● **Request**
Check each line of the listing for the string "Gasparri", count the lines that have it, and answer with that number only.

● **Dataset entries**
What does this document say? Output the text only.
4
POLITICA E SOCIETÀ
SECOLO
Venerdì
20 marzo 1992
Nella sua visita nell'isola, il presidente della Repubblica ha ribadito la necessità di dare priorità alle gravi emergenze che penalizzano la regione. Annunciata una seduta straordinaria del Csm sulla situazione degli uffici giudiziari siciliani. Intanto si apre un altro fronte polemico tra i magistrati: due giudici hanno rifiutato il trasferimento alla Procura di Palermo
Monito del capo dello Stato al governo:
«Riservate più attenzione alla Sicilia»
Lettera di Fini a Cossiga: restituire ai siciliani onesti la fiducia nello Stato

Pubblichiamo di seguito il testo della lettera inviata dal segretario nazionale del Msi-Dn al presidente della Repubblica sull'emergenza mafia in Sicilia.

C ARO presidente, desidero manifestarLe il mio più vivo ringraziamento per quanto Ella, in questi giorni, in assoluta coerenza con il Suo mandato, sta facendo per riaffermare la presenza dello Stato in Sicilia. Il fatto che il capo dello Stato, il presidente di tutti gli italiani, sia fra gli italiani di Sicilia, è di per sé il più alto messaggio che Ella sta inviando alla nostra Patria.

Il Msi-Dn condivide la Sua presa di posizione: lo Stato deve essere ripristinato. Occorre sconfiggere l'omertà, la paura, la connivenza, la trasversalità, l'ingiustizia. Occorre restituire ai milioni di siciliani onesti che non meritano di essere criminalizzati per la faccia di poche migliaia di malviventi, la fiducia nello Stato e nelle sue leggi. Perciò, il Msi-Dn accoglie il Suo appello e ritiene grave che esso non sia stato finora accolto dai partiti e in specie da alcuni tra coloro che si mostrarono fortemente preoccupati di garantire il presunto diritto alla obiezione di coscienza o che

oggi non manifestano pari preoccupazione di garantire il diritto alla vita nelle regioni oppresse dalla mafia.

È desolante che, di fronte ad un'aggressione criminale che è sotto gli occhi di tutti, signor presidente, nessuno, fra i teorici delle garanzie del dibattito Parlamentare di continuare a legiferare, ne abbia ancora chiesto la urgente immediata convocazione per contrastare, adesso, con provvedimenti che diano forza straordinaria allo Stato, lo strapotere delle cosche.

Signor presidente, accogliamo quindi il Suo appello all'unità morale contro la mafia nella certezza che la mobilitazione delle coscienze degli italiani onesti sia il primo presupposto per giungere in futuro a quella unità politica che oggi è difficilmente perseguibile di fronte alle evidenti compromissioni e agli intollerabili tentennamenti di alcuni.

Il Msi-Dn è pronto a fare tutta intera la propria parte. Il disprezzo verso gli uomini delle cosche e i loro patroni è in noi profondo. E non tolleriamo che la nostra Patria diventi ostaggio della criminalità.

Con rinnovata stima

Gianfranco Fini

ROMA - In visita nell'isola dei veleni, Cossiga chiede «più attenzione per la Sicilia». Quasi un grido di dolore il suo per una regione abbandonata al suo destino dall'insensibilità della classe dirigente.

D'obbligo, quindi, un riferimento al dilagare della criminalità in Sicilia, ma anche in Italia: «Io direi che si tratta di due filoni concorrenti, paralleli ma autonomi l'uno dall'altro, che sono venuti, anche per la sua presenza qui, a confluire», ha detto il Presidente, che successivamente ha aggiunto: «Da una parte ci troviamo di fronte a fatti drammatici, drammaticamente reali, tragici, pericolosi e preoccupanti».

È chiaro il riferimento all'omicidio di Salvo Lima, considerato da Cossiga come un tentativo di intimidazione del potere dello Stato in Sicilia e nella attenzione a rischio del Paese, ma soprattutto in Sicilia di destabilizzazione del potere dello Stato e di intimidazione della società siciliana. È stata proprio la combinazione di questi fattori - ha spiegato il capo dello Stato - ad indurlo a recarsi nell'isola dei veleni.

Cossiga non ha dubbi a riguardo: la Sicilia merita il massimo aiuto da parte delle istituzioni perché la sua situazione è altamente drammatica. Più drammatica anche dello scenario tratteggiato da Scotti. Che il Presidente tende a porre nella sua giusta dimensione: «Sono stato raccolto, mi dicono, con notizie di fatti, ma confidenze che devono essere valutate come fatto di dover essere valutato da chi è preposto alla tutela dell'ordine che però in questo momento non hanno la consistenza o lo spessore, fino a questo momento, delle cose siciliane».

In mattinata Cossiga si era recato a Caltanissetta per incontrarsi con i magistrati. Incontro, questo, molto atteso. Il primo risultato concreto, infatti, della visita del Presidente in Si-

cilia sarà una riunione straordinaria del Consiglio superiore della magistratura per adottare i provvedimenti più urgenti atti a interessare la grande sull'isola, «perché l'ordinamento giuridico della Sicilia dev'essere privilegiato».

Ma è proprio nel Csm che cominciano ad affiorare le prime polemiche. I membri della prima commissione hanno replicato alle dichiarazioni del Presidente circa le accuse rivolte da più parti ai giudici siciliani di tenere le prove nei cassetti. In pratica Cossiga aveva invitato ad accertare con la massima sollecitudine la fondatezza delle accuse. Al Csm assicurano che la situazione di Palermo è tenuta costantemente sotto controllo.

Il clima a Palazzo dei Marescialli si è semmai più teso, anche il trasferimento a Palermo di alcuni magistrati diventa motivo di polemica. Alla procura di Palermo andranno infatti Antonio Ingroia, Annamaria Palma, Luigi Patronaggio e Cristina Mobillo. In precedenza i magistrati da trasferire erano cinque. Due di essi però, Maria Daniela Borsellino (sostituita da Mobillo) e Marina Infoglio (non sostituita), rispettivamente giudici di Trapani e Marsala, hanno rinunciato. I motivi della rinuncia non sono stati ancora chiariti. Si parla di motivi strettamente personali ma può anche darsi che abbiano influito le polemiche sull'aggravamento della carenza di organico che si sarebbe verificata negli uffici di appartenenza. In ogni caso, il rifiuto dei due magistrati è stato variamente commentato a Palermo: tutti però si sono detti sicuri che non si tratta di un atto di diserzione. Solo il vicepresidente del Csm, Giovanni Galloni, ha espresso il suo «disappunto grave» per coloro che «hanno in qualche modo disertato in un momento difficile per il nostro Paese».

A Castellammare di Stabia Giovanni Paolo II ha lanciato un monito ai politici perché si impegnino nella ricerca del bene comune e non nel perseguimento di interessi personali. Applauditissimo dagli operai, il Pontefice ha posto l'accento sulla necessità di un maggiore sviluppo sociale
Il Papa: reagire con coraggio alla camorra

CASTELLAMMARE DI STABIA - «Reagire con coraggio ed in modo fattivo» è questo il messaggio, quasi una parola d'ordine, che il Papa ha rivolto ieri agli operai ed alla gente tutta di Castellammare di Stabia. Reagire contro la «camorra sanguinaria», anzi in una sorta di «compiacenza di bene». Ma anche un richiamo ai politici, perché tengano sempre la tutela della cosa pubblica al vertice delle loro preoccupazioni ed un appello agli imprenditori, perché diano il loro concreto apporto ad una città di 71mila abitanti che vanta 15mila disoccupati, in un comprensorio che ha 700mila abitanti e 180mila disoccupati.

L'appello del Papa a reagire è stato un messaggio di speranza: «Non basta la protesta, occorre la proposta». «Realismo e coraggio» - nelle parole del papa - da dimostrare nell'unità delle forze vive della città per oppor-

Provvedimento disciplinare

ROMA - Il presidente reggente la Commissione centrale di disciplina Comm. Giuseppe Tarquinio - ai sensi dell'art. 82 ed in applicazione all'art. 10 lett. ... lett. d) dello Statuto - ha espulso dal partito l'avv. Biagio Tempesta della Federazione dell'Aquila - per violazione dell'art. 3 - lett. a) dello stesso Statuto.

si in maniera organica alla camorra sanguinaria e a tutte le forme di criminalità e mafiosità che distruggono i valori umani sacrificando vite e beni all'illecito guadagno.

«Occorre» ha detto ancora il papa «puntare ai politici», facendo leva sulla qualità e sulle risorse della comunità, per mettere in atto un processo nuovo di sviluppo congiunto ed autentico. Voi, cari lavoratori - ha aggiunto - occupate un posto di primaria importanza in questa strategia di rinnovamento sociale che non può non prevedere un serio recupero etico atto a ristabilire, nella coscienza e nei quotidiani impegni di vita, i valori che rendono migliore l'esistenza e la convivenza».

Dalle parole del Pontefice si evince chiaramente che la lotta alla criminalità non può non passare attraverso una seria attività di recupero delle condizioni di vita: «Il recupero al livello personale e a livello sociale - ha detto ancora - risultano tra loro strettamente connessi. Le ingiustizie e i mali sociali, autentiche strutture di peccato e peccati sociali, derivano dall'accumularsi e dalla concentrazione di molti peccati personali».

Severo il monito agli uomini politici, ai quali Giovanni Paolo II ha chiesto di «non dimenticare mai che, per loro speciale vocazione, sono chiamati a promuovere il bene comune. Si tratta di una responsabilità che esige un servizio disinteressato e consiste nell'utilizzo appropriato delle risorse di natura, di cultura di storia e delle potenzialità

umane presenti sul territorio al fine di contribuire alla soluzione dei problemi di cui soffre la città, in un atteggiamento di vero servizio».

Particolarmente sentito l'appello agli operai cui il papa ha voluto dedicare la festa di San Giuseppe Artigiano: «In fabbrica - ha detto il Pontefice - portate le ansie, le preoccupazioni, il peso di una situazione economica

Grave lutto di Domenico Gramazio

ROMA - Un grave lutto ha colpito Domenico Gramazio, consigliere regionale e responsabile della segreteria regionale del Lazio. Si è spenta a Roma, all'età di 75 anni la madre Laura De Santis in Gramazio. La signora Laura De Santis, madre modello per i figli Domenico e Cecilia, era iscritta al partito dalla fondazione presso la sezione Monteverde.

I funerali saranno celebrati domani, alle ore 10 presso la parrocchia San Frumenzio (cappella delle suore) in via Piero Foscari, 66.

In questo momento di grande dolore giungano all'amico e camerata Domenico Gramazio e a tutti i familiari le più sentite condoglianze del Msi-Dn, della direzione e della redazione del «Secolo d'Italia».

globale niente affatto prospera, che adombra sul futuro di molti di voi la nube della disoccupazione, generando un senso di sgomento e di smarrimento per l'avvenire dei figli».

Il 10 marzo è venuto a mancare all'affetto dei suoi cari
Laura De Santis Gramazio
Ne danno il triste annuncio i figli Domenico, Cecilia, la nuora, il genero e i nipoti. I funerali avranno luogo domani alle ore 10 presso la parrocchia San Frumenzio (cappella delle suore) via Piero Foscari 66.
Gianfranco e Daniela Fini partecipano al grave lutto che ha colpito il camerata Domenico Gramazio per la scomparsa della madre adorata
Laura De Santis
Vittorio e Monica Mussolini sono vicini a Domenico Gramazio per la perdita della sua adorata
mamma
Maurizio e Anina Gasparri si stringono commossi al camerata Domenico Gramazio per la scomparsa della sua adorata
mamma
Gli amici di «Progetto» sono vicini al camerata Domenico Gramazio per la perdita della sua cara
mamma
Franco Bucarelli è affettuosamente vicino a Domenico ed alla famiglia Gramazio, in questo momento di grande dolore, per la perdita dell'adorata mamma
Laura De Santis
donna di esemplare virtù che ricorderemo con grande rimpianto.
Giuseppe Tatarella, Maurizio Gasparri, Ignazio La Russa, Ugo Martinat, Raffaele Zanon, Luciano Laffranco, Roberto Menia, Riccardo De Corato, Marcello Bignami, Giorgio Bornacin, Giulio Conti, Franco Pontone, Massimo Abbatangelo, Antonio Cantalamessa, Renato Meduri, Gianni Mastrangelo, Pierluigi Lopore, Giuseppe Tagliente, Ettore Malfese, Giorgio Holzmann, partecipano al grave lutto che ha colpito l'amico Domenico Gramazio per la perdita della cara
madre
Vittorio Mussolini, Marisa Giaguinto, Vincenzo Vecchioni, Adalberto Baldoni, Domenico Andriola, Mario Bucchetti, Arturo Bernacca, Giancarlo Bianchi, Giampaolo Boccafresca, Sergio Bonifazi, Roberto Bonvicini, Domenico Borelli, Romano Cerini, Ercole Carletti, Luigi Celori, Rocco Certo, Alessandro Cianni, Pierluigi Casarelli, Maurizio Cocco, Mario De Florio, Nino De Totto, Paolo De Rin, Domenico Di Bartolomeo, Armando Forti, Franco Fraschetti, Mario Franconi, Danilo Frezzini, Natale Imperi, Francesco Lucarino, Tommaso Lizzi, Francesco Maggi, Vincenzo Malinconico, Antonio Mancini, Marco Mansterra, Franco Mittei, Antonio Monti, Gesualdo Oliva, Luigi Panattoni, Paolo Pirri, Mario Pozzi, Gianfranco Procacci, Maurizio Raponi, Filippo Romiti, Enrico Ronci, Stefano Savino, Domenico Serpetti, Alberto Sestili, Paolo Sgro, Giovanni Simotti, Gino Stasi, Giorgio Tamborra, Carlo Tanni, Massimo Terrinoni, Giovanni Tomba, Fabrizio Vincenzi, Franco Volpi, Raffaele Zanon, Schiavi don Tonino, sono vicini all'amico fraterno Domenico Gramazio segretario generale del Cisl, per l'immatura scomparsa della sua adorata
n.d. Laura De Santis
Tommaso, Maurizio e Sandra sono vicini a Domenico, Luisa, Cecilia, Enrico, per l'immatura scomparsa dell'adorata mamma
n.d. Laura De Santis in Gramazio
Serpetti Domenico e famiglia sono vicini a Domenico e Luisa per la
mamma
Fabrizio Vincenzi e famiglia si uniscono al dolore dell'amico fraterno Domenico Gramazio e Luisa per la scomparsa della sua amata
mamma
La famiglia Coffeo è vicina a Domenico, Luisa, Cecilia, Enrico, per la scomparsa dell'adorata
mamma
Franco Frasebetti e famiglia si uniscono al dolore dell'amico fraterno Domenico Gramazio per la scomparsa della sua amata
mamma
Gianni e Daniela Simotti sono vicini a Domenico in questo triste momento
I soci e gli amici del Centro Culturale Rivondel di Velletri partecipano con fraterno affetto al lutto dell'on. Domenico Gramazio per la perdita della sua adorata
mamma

● **Output for this task**
2